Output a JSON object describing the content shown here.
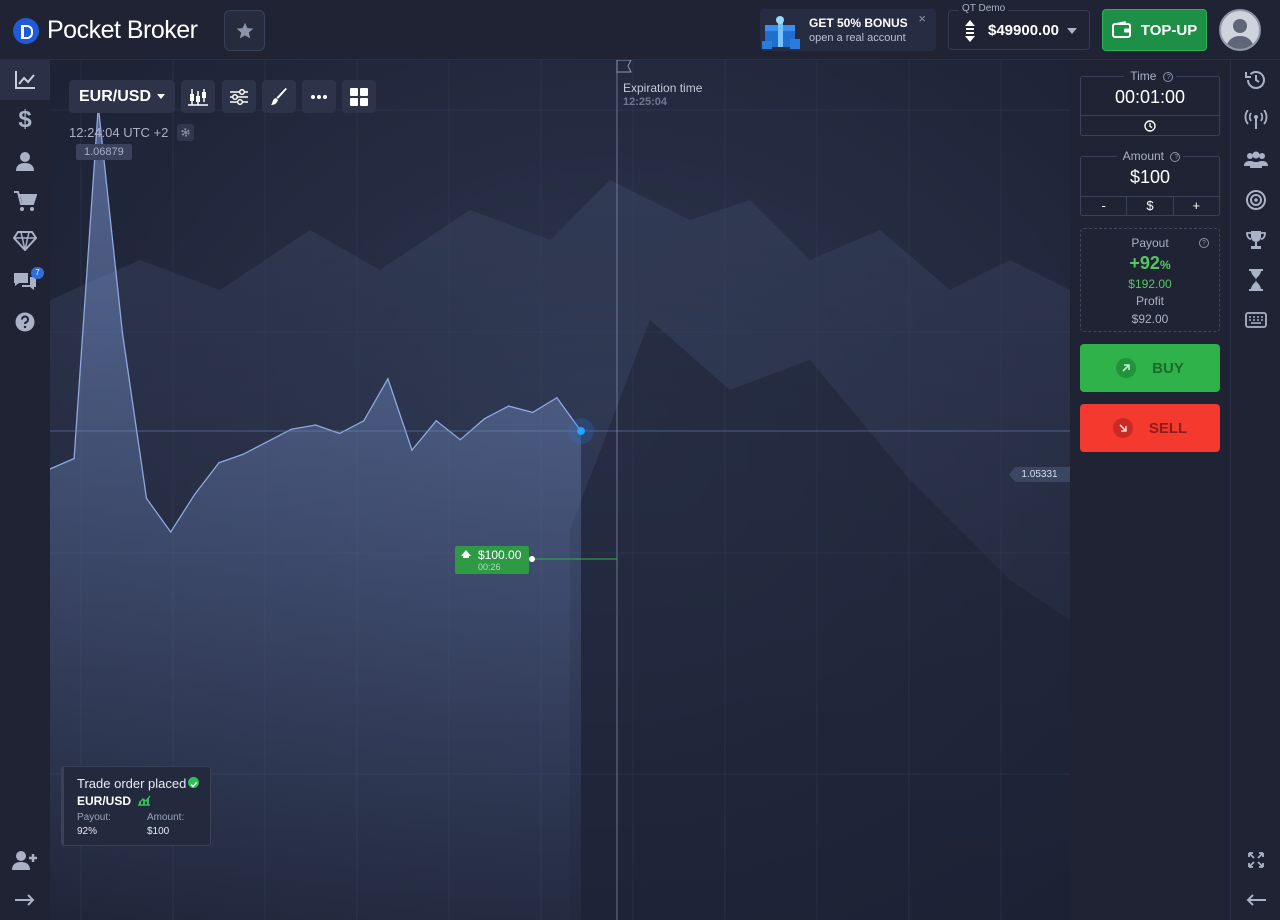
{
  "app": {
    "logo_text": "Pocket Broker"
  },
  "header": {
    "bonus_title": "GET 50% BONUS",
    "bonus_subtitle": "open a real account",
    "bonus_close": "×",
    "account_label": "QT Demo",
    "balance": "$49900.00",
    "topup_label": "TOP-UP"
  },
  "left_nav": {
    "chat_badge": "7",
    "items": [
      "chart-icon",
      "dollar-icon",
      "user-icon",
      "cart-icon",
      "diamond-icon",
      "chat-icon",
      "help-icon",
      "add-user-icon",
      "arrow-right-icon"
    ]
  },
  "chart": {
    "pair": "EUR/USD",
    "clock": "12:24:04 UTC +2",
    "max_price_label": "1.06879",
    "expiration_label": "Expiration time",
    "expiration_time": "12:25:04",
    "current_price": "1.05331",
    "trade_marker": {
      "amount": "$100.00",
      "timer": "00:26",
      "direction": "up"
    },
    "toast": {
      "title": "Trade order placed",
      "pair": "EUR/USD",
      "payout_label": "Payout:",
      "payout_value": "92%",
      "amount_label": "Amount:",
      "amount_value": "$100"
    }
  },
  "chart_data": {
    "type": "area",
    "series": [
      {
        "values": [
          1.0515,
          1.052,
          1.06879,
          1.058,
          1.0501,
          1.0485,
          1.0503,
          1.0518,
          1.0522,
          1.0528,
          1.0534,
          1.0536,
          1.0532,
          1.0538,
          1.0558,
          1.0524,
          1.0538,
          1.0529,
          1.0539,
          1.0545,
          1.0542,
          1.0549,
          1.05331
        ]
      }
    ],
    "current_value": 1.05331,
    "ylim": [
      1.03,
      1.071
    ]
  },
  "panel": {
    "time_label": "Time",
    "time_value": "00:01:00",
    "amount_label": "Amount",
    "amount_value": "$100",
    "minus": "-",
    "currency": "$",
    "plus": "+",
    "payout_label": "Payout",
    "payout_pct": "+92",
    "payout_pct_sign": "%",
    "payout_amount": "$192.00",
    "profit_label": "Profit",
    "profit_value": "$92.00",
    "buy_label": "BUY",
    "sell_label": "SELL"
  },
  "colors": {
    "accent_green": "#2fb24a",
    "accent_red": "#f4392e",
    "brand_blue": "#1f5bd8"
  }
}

+ + + + + + +

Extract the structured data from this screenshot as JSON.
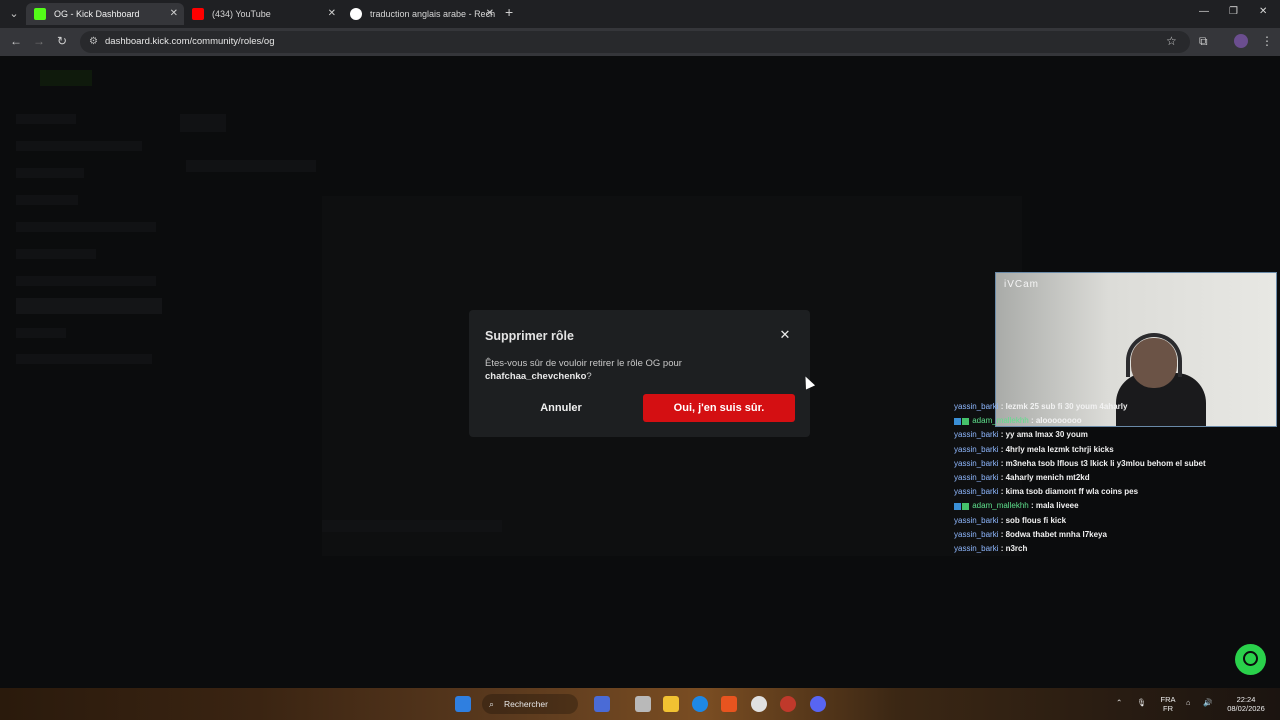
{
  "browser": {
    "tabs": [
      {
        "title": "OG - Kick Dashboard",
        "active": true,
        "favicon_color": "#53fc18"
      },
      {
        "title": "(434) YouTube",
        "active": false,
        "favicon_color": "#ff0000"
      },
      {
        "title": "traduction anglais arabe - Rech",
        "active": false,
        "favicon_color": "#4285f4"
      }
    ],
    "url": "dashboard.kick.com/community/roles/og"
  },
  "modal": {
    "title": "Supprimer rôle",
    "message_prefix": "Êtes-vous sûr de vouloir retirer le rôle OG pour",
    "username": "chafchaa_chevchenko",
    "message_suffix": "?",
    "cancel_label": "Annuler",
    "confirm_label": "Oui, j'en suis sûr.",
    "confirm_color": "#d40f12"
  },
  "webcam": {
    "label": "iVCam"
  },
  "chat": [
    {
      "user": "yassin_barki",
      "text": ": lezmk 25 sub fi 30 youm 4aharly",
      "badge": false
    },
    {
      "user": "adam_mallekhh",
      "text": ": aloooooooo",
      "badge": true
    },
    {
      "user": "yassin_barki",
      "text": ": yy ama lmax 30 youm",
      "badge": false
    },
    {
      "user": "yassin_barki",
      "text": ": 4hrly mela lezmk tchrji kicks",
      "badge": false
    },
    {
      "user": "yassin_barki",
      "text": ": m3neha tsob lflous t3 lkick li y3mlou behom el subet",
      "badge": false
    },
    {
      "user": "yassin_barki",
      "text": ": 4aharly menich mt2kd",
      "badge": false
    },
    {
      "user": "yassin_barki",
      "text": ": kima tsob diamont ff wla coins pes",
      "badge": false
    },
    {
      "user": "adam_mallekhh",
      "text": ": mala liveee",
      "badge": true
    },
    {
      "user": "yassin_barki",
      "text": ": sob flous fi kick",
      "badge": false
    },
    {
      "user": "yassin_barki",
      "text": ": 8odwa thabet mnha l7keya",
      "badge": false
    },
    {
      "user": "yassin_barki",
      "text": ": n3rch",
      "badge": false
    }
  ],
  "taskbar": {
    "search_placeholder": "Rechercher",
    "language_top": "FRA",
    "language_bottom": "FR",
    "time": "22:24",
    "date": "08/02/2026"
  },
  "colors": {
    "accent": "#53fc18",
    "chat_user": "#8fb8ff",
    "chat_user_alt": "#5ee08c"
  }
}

+ + + + + + +

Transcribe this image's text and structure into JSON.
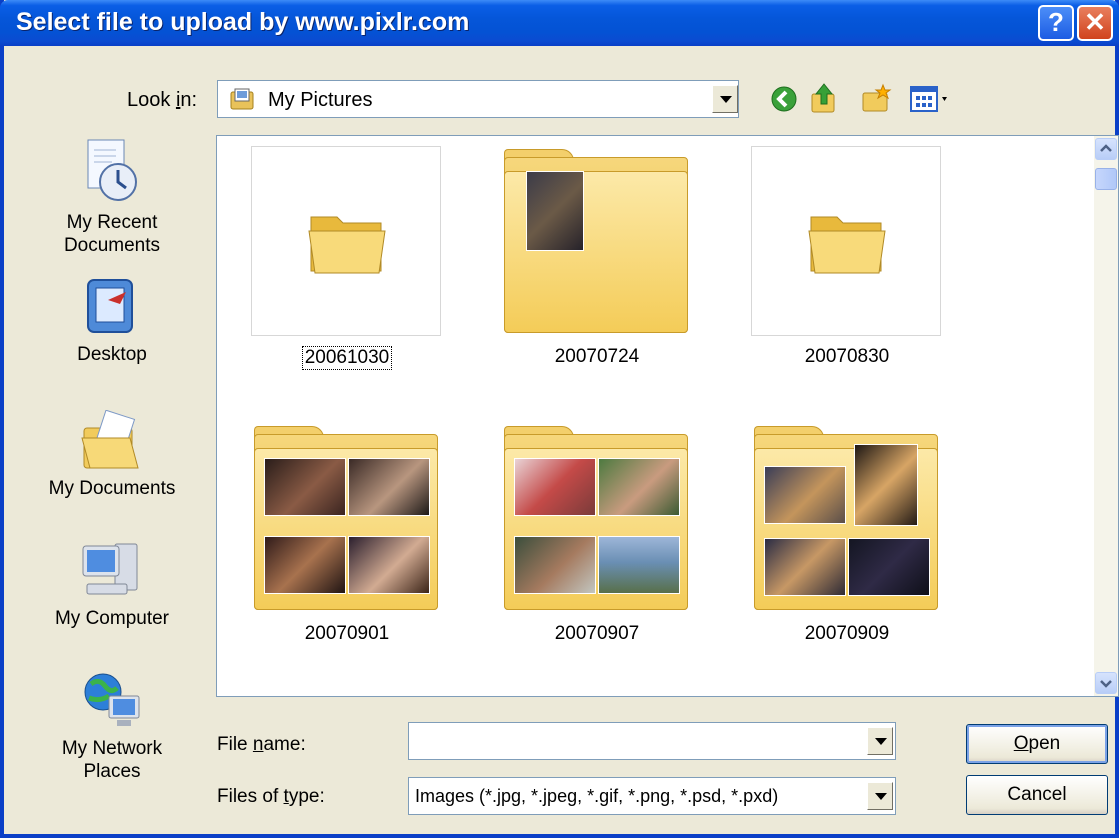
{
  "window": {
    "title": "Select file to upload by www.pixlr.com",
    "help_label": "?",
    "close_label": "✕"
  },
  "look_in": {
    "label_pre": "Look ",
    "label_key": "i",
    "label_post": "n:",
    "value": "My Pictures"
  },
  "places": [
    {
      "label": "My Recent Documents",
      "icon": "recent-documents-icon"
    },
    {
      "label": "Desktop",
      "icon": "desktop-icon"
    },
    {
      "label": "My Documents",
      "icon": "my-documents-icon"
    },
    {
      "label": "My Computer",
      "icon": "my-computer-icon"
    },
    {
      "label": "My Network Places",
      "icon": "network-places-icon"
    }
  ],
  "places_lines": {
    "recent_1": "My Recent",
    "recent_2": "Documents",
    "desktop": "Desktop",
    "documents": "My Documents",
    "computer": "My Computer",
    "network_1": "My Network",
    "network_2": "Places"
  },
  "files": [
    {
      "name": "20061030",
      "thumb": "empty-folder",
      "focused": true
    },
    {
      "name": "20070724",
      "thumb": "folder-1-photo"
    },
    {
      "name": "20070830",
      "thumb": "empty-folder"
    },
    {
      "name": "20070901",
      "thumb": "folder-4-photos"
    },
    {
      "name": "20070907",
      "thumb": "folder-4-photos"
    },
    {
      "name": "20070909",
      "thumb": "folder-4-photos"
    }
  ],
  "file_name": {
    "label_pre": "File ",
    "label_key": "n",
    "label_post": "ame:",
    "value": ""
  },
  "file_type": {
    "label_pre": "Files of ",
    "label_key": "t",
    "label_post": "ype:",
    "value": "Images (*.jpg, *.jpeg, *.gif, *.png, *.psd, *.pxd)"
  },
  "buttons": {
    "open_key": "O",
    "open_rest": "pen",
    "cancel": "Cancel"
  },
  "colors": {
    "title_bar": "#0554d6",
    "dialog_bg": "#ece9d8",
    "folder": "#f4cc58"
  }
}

+ + + + + + +

**Requirements:**
Select the lines from the entries that include the word "true".

**Correct output:**
        "active": true,
      "badge": true
      "badge": true
      "focused": true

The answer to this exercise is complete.